■ MATERIAL FOR THE TASK
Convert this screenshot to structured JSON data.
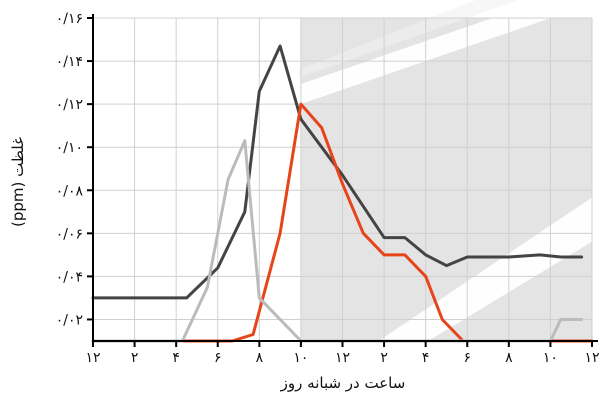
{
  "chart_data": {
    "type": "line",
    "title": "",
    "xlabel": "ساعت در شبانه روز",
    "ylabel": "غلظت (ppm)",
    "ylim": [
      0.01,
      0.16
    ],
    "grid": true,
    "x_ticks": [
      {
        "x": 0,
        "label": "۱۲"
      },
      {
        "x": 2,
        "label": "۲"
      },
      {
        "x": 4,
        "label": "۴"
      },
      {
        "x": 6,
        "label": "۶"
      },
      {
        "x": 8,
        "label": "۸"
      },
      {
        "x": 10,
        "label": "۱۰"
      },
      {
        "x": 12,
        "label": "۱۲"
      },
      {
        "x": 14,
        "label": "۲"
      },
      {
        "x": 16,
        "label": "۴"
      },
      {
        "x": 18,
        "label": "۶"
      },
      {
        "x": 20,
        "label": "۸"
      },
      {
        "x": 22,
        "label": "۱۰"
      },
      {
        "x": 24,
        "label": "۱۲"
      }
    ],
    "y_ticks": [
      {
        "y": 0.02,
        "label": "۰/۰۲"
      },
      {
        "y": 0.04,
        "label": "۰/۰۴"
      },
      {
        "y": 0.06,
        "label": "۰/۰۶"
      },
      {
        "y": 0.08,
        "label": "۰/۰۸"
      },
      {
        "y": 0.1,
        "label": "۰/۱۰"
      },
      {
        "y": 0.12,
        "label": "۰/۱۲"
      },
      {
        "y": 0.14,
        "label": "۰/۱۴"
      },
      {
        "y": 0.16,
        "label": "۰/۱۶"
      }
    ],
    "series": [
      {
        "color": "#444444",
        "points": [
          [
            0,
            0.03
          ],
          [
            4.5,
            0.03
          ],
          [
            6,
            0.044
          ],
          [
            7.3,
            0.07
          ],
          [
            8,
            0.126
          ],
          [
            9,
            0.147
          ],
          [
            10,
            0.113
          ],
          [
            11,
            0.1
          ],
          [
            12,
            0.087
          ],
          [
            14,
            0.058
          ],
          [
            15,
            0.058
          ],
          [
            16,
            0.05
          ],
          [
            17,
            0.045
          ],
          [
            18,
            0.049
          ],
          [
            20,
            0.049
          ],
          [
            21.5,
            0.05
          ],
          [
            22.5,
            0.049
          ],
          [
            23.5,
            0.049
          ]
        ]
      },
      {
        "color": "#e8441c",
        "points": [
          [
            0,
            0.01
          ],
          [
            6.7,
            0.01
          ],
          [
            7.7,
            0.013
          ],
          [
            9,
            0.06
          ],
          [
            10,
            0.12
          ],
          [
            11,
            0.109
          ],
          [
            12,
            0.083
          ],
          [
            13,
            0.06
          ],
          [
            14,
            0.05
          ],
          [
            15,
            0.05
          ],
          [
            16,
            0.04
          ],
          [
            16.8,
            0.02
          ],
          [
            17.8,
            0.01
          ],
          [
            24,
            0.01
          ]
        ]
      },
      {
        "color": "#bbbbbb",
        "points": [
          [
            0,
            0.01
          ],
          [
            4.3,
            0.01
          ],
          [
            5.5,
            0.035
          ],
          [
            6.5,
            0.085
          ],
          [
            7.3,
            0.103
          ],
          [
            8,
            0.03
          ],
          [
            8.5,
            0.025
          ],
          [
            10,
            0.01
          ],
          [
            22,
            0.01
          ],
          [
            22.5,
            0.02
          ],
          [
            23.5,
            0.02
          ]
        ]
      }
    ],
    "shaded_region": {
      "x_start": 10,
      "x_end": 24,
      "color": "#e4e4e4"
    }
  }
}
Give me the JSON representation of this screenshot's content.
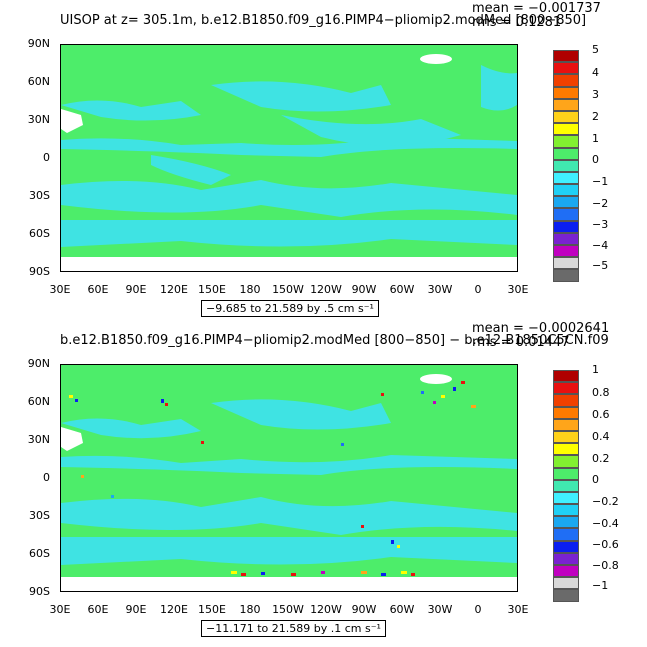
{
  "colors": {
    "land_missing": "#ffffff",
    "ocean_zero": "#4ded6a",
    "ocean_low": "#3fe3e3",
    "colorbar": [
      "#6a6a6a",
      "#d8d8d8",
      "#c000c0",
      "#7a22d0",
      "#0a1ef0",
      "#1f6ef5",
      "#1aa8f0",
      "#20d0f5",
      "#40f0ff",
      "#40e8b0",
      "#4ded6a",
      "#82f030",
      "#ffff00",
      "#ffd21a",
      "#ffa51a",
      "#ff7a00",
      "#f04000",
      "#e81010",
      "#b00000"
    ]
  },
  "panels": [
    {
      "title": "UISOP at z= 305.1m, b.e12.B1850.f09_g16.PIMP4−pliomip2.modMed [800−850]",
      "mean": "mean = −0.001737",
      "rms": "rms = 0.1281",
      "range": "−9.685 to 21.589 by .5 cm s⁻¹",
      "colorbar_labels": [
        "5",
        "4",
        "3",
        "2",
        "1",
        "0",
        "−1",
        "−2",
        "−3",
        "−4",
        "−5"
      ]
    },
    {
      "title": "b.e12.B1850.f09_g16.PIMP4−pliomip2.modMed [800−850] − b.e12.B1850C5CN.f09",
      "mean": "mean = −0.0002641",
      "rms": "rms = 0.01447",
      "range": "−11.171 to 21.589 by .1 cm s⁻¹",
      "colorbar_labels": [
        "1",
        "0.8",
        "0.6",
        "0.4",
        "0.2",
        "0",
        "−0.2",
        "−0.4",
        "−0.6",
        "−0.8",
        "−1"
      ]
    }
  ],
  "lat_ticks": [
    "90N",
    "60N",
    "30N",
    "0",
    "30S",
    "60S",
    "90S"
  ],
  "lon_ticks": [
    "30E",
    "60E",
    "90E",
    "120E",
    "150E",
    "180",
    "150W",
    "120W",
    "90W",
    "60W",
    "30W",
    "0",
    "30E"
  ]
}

■ WHAT THE EXERCISE ASKS
Say how many lines above hold the word "mean", giving only the count.

■ CORRECT OUTPUT
2